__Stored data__
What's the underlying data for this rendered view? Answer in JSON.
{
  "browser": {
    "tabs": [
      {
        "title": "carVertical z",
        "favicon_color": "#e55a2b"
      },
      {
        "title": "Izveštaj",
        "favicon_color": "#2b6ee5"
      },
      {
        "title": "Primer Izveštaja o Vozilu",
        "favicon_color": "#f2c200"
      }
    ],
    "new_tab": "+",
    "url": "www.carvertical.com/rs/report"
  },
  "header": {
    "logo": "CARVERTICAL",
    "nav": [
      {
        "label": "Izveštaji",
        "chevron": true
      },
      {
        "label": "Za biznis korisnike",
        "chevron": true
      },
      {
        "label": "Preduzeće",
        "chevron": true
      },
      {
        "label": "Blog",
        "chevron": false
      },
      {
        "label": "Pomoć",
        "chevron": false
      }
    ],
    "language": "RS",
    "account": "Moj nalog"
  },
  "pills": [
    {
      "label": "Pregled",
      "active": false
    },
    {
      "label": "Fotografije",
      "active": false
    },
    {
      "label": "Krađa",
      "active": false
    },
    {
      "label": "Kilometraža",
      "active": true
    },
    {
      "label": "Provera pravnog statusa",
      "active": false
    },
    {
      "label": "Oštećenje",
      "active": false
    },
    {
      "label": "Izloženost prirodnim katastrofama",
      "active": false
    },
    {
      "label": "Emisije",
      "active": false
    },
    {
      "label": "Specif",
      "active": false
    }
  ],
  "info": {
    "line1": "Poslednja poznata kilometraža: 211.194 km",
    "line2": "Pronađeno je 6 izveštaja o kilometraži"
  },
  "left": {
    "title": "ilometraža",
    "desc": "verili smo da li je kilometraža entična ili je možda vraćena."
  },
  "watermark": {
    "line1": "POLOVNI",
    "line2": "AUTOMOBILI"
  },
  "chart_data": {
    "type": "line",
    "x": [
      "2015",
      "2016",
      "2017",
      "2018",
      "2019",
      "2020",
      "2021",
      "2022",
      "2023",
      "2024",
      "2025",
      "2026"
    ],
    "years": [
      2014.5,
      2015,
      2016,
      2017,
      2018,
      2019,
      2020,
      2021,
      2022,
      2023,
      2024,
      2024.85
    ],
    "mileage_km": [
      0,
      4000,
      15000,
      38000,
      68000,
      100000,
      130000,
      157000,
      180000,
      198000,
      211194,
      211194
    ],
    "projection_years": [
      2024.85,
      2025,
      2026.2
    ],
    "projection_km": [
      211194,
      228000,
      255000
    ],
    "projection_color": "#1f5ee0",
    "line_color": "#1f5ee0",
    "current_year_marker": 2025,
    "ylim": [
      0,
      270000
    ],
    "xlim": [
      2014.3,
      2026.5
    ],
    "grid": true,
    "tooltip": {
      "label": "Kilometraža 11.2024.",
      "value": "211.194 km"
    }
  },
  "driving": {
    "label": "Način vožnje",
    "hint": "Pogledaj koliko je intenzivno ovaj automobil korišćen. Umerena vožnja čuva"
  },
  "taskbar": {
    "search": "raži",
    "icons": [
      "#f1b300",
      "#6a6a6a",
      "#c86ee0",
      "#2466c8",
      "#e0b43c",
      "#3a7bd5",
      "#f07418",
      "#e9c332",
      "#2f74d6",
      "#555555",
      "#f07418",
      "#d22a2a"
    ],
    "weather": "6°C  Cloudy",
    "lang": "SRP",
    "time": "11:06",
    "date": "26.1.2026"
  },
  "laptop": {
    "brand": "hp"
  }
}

__Prompt__
Repeat the data above, word for word.

__Task response__
What's the underlying data for this rendered view? Answer in JSON.
{
  "browser": {
    "tabs": [
      {
        "title": "carVertical z",
        "favicon_color": "#e55a2b"
      },
      {
        "title": "Izveštaj",
        "favicon_color": "#2b6ee5"
      },
      {
        "title": "Primer Izveštaja o Vozilu",
        "favicon_color": "#f2c200"
      }
    ],
    "new_tab": "+",
    "url": "www.carvertical.com/rs/report"
  },
  "header": {
    "logo": "CARVERTICAL",
    "nav": [
      {
        "label": "Izveštaji",
        "chevron": true
      },
      {
        "label": "Za biznis korisnike",
        "chevron": true
      },
      {
        "label": "Preduzeće",
        "chevron": true
      },
      {
        "label": "Blog",
        "chevron": false
      },
      {
        "label": "Pomoć",
        "chevron": false
      }
    ],
    "language": "RS",
    "account": "Moj nalog"
  },
  "pills": [
    {
      "label": "Pregled",
      "active": false
    },
    {
      "label": "Fotografije",
      "active": false
    },
    {
      "label": "Krađa",
      "active": false
    },
    {
      "label": "Kilometraža",
      "active": true
    },
    {
      "label": "Provera pravnog statusa",
      "active": false
    },
    {
      "label": "Oštećenje",
      "active": false
    },
    {
      "label": "Izloženost prirodnim katastrofama",
      "active": false
    },
    {
      "label": "Emisije",
      "active": false
    },
    {
      "label": "Specif",
      "active": false
    }
  ],
  "info": {
    "line1": "Poslednja poznata kilometraža: 211.194 km",
    "line2": "Pronađeno je 6 izveštaja o kilometraži"
  },
  "left": {
    "title": "ilometraža",
    "desc": "verili smo da li je kilometraža entična ili je možda vraćena."
  },
  "watermark": {
    "line1": "POLOVNI",
    "line2": "AUTOMOBILI"
  },
  "chart_data": {
    "type": "line",
    "x": [
      "2015",
      "2016",
      "2017",
      "2018",
      "2019",
      "2020",
      "2021",
      "2022",
      "2023",
      "2024",
      "2025",
      "2026"
    ],
    "years": [
      2014.5,
      2015,
      2016,
      2017,
      2018,
      2019,
      2020,
      2021,
      2022,
      2023,
      2024,
      2024.85
    ],
    "mileage_km": [
      0,
      4000,
      15000,
      38000,
      68000,
      100000,
      130000,
      157000,
      180000,
      198000,
      211194,
      211194
    ],
    "projection_years": [
      2024.85,
      2025,
      2026.2
    ],
    "projection_km": [
      211194,
      228000,
      255000
    ],
    "projection_color": "#1f5ee0",
    "line_color": "#1f5ee0",
    "current_year_marker": 2025,
    "ylim": [
      0,
      270000
    ],
    "xlim": [
      2014.3,
      2026.5
    ],
    "grid": true,
    "tooltip": {
      "label": "Kilometraža 11.2024.",
      "value": "211.194 km"
    }
  },
  "driving": {
    "label": "Način vožnje",
    "hint": "Pogledaj koliko je intenzivno ovaj automobil korišćen. Umerena vožnja čuva"
  },
  "taskbar": {
    "search": "raži",
    "icons": [
      "#f1b300",
      "#6a6a6a",
      "#c86ee0",
      "#2466c8",
      "#e0b43c",
      "#3a7bd5",
      "#f07418",
      "#e9c332",
      "#2f74d6",
      "#555555",
      "#f07418",
      "#d22a2a"
    ],
    "weather": "6°C  Cloudy",
    "lang": "SRP",
    "time": "11:06",
    "date": "26.1.2026"
  },
  "laptop": {
    "brand": "hp"
  }
}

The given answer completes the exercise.